= Information provided =
==========

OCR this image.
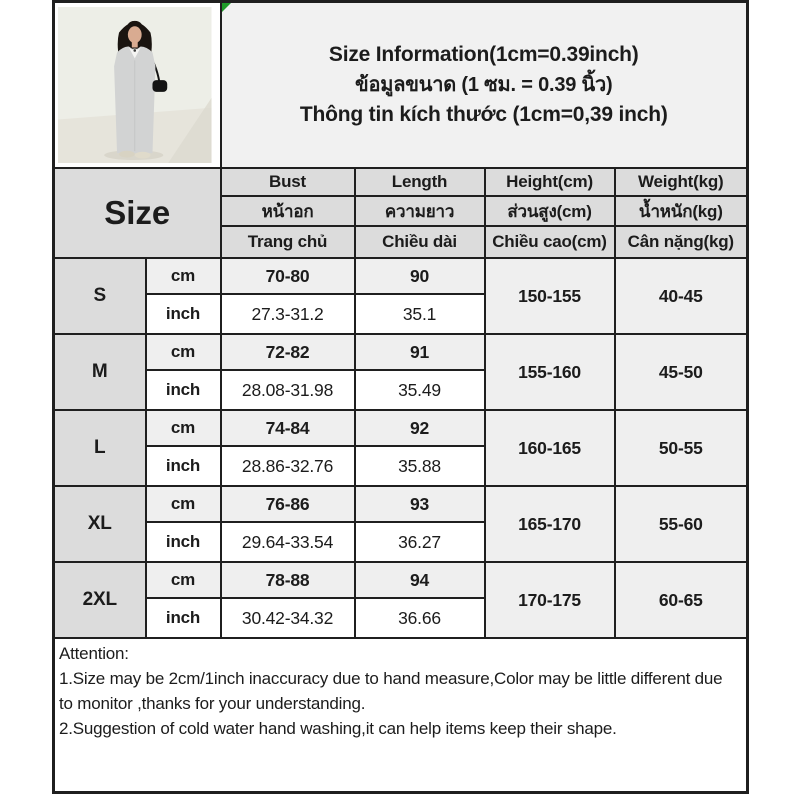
Size Information(1cm=0.39inch)
ข้อมูลขนาด (1 ซม. = 0.39 นิ้ว)
Thông tin kích thước (1cm=0,39 inch)			

Size		Bust	Length	Height(cm)	Weight(kg)
		หน้าอก	ความยาว	ส่วนสูง(cm)	น้ำหนัก(kg)
		Trang chủ	Chiều dài	Chiều cao(cm)	Cân nặng(kg)
S	cm	70-80	90	150-155	40-45
	inch	27.3-31.2	35.1		
M	cm	72-82	91	155-160	45-50
	inch	28.08-31.98	35.49		
L	cm	74-84	92	160-165	50-55
	inch	28.86-32.76	35.88		
XL	cm	76-86	93	165-170	55-60
	inch	29.64-33.54	36.27		
2XL	cm	78-88	94	170-175	60-65
	inch	30.42-34.32	36.66		

Attention:
1.Size may be 2cm/1inch inaccuracy due to hand measure,Color may be little different due to monitor ,thanks for your understanding.
2.Suggestion of cold water hand washing,it can help items keep their shape.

==========

= Stated goal =
Each line of the material must be retyped exactly, except that images are omitted.

= Answer to the task =
OCR this image.
Size Information(1cm=0.39inch)
ข้อมูลขนาด (1 ซม. = 0.39 นิ้ว)
Thông tin kích thước (1cm=0,39 inch)			

Size		Bust	Length	Height(cm)	Weight(kg)
		หน้าอก	ความยาว	ส่วนสูง(cm)	น้ำหนัก(kg)
		Trang chủ	Chiều dài	Chiều cao(cm)	Cân nặng(kg)
S	cm	70-80	90	150-155	40-45
	inch	27.3-31.2	35.1		
M	cm	72-82	91	155-160	45-50
	inch	28.08-31.98	35.49		
L	cm	74-84	92	160-165	50-55
	inch	28.86-32.76	35.88		
XL	cm	76-86	93	165-170	55-60
	inch	29.64-33.54	36.27		
2XL	cm	78-88	94	170-175	60-65
	inch	30.42-34.32	36.66		

Attention:
1.Size may be 2cm/1inch inaccuracy due to hand measure,Color may be little different due to monitor ,thanks for your understanding.
2.Suggestion of cold water hand washing,it can help items keep their shape.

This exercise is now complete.